• What is expected
Write out the data below in full, unchanged, minus the images.

• Records shown
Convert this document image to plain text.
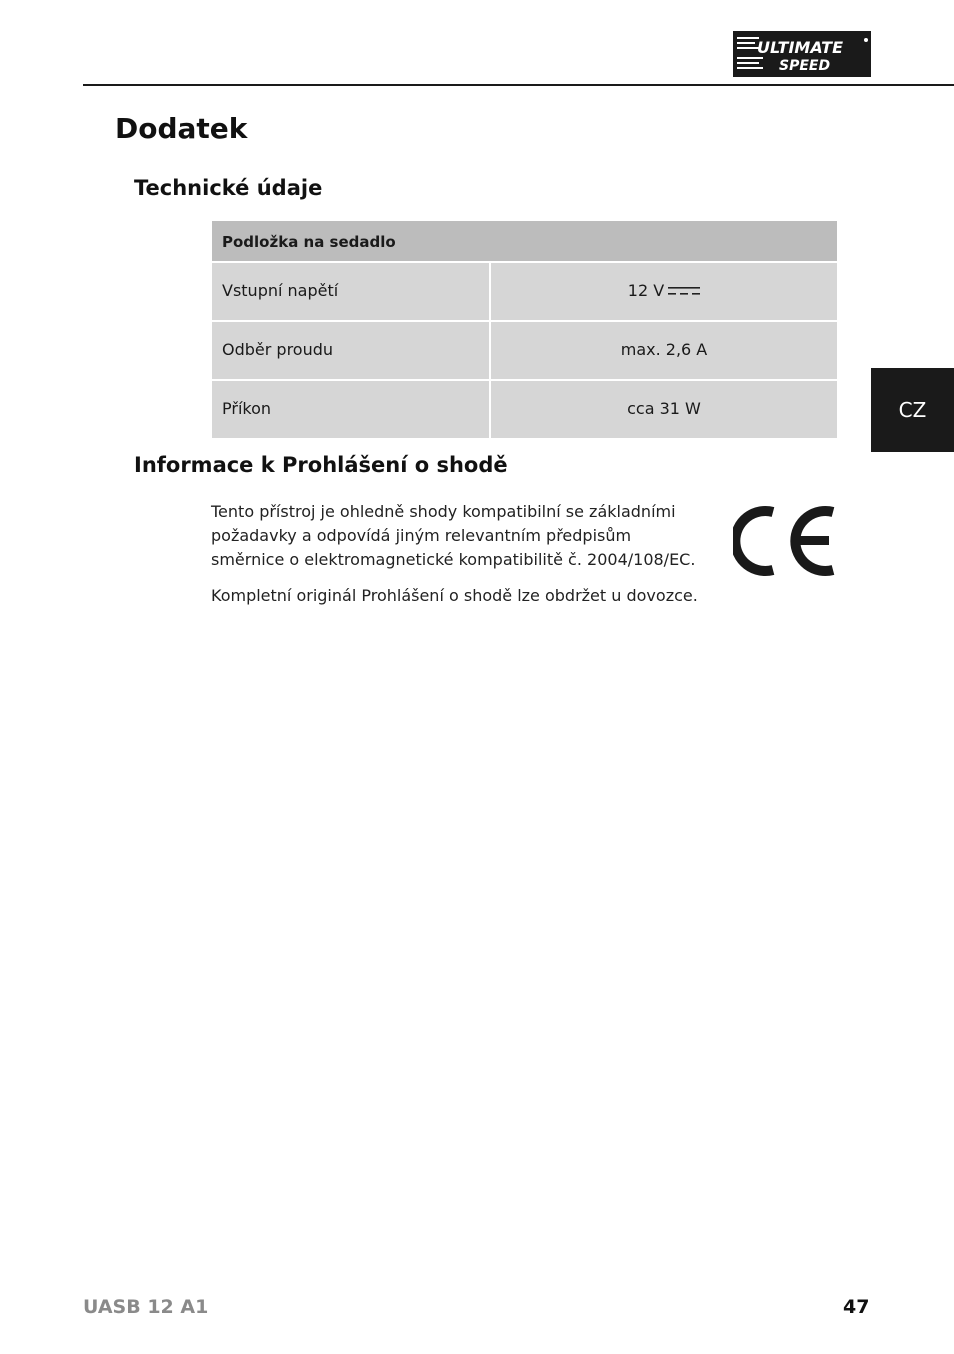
ULTIMATE
SPEED
Dodatek
Technické údaje
Podložka na sedadlo
Vstupní napětí	12 V
Odběr proudu	max. 2,6 A
Příkon	cca 31 W
Informace k Prohlášení o shodě

Tento přístroj je ohledně shody kompatibilní se základními požadavky a odpovídá jiným relevantním předpisům směrnice o elektromagnetické kompatibilitě č. 2004/108/EC.

Kompletní originál Prohlášení o shodě lze obdržet u dovozce.

CZ
UASB 12 A1	47
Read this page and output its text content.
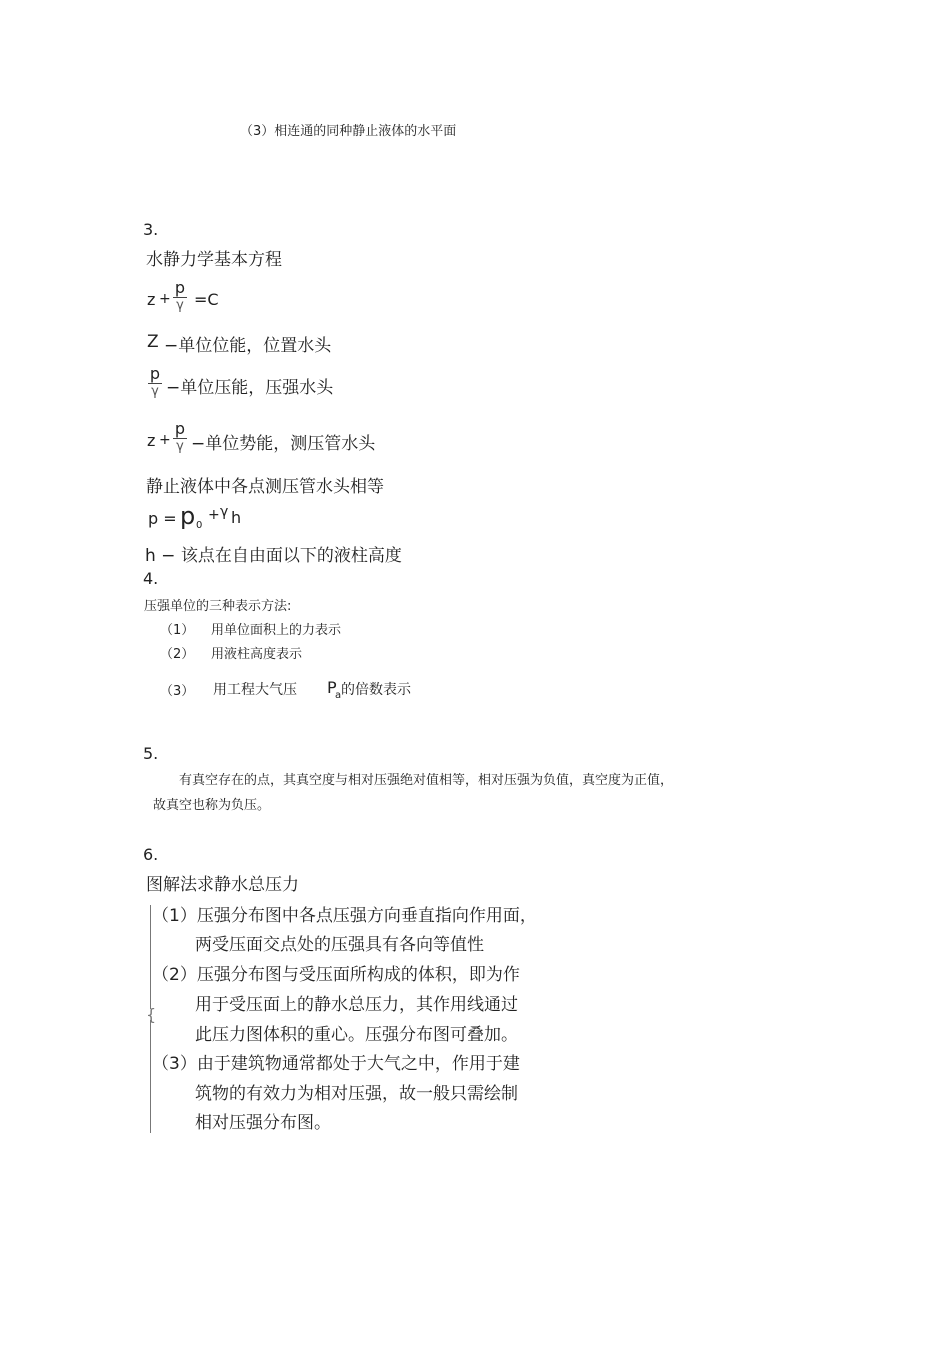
（3）相连通的同种静止液体的水平面
3.
水静力学基本方程
z +
p
γ =C
Z −单位位能，位置水头
p
γ −单位压能，压强水头
z +
p
γ −单位势能，测压管水头
静止液体中各点测压管水头相等
p = p 0
+ γ h
h − 该点在自由面以下的液柱高度
4.
压强单位的三种表示方法:
（1） 用单位面积上的力表示
（2） 用液柱高度表示
（3） 用工程大气压 P
a 的倍数表示
5.
有真空存在的点，其真空度与相对压强绝对值相等，相对压强为负值，真空度为正值，
故真空也称为负压。
6.
图解法求静水总压力
{
（1）压强分布图中各点压强方向垂直指向作用面，
两受压面交点处的压强具有各向等值性
（2）压强分布图与受压面所构成的体积，即为作
用于受压面上的静水总压力，其作用线通过
此压力图体积的重心。压强分布图可叠加。
（3）由于建筑物通常都处于大气之中，作用于建
筑物的有效力为相对压强，故一般只需绘制
相对压强分布图。
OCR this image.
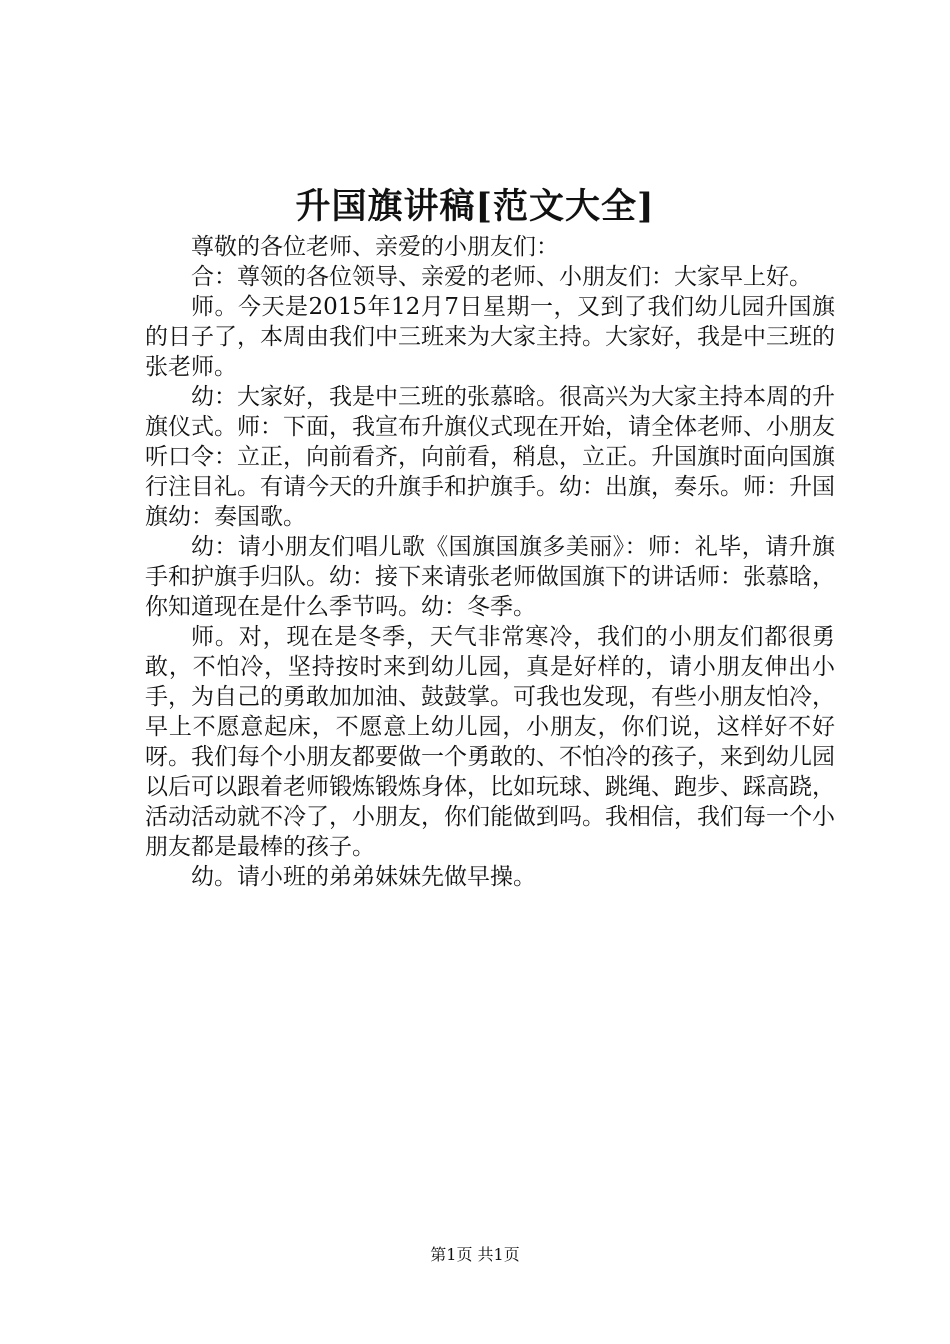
升国旗讲稿[范文大全]

尊敬的各位老师、亲爱的小朋友们：

合：尊领的各位领导、亲爱的老师、小朋友们：大家早上好。

师。今天是2015年12月7日星期一，又到了我们幼儿园升国旗的日子了，本周由我们中三班来为大家主持。大家好，我是中三班的张老师。

幼：大家好，我是中三班的张慕晗。很高兴为大家主持本周的升旗仪式。师：下面，我宣布升旗仪式现在开始，请全体老师、小朋友听口令：立正，向前看齐，向前看，稍息，立正。升国旗时面向国旗行注目礼。有请今天的升旗手和护旗手。幼：出旗，奏乐。师：升国旗幼：奏国歌。

幼：请小朋友们唱儿歌《国旗国旗多美丽》：师：礼毕，请升旗手和护旗手归队。幼：接下来请张老师做国旗下的讲话师：张慕晗，你知道现在是什么季节吗。幼：冬季。

师。对，现在是冬季，天气非常寒冷，我们的小朋友们都很勇敢，不怕冷，坚持按时来到幼儿园，真是好样的，请小朋友伸出小手，为自己的勇敢加加油、鼓鼓掌。可我也发现，有些小朋友怕冷，早上不愿意起床，不愿意上幼儿园，小朋友，你们说，这样好不好呀。我们每个小朋友都要做一个勇敢的、不怕冷的孩子，来到幼儿园以后可以跟着老师锻炼锻炼身体，比如玩球、跳绳、跑步、踩高跷，活动活动就不冷了，小朋友，你们能做到吗。我相信，我们每一个小朋友都是最棒的孩子。

幼。请小班的弟弟妹妹先做早操。

第1页 共1页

• Worked answer
Convert this document image to plain text.
ULTIMATE
SPEED
Dodatek
Technické údaje
Podložka na sedadlo
Vstupní napětí	12 V
Odběr proudu	max. 2,6 A
Příkon	cca 31 W
Informace k Prohlášení o shodě

Tento přístroj je ohledně shody kompatibilní se základními požadavky a odpovídá jiným relevantním předpisům směrnice o elektromagnetické kompatibilitě č. 2004/108/EC.

Kompletní originál Prohlášení o shodě lze obdržet u dovozce.

CZ
UASB 12 A1	47
Read this page and output its text content.
（3）相连通的同种静止液体的水平面
3.
水静力学基本方程
z +
p
γ =C
Z −单位位能，位置水头
p
γ −单位压能，压强水头
z +
p
γ −单位势能，测压管水头
静止液体中各点测压管水头相等
p = p 0
+ γ h
h − 该点在自由面以下的液柱高度
4.
压强单位的三种表示方法:
（1） 用单位面积上的力表示
（2） 用液柱高度表示
（3） 用工程大气压 P
a 的倍数表示
5.
有真空存在的点，其真空度与相对压强绝对值相等，相对压强为负值，真空度为正值，
故真空也称为负压。
6.
图解法求静水总压力
{
（1）压强分布图中各点压强方向垂直指向作用面，
两受压面交点处的压强具有各向等值性
（2）压强分布图与受压面所构成的体积，即为作
用于受压面上的静水总压力，其作用线通过
此压力图体积的重心。压强分布图可叠加。
（3）由于建筑物通常都处于大气之中，作用于建
筑物的有效力为相对压强，故一般只需绘制
相对压强分布图。
OCR this image.
升国旗讲稿[范文大全]

尊敬的各位老师、亲爱的小朋友们：

合：尊领的各位领导、亲爱的老师、小朋友们：大家早上好。

师。今天是2015年12月7日星期一，又到了我们幼儿园升国旗的日子了，本周由我们中三班来为大家主持。大家好，我是中三班的张老师。

幼：大家好，我是中三班的张慕晗。很高兴为大家主持本周的升旗仪式。师：下面，我宣布升旗仪式现在开始，请全体老师、小朋友听口令：立正，向前看齐，向前看，稍息，立正。升国旗时面向国旗行注目礼。有请今天的升旗手和护旗手。幼：出旗，奏乐。师：升国旗幼：奏国歌。

幼：请小朋友们唱儿歌《国旗国旗多美丽》：师：礼毕，请升旗手和护旗手归队。幼：接下来请张老师做国旗下的讲话师：张慕晗，你知道现在是什么季节吗。幼：冬季。

师。对，现在是冬季，天气非常寒冷，我们的小朋友们都很勇敢，不怕冷，坚持按时来到幼儿园，真是好样的，请小朋友伸出小手，为自己的勇敢加加油、鼓鼓掌。可我也发现，有些小朋友怕冷，早上不愿意起床，不愿意上幼儿园，小朋友，你们说，这样好不好呀。我们每个小朋友都要做一个勇敢的、不怕冷的孩子，来到幼儿园以后可以跟着老师锻炼锻炼身体，比如玩球、跳绳、跑步、踩高跷，活动活动就不冷了，小朋友，你们能做到吗。我相信，我们每一个小朋友都是最棒的孩子。

幼。请小班的弟弟妹妹先做早操。

第1页 共1页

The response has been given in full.